### WHAT IS EXPECTED:
Give the material again in full, matching it exactly.
** BEGIN INFORMATION SHOWN **
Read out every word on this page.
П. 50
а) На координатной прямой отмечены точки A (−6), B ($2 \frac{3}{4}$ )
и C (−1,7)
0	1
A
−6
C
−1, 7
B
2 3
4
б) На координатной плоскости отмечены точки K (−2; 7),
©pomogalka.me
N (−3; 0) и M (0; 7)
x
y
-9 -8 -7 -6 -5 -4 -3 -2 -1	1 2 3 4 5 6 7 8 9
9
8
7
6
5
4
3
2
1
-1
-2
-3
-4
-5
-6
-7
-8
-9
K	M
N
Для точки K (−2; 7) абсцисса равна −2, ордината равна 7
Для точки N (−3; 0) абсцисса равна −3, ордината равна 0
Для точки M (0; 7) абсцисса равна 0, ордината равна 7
** END INFORMATION SHOWN **
### EXERCISE OUTPUT:
Read out every word on this page.
П. 50
а) На координатной прямой отмечены точки A (−6), B ($2 \frac{3}{4}$ )
и C (−1,7)
0	1
A
−6
C
−1, 7
B
2 3
4
б) На координатной плоскости отмечены точки K (−2; 7),
©pomogalka.me
N (−3; 0) и M (0; 7)
x
y
-9 -8 -7 -6 -5 -4 -3 -2 -1	1 2 3 4 5 6 7 8 9
9
8
7
6
5
4
3
2
1
-1
-2
-3
-4
-5
-6
-7
-8
-9
K	M
N
Для точки K (−2; 7) абсцисса равна −2, ордината равна 7
Для точки N (−3; 0) абсцисса равна −3, ордината равна 0
Для точки M (0; 7) абсцисса равна 0, ордината равна 7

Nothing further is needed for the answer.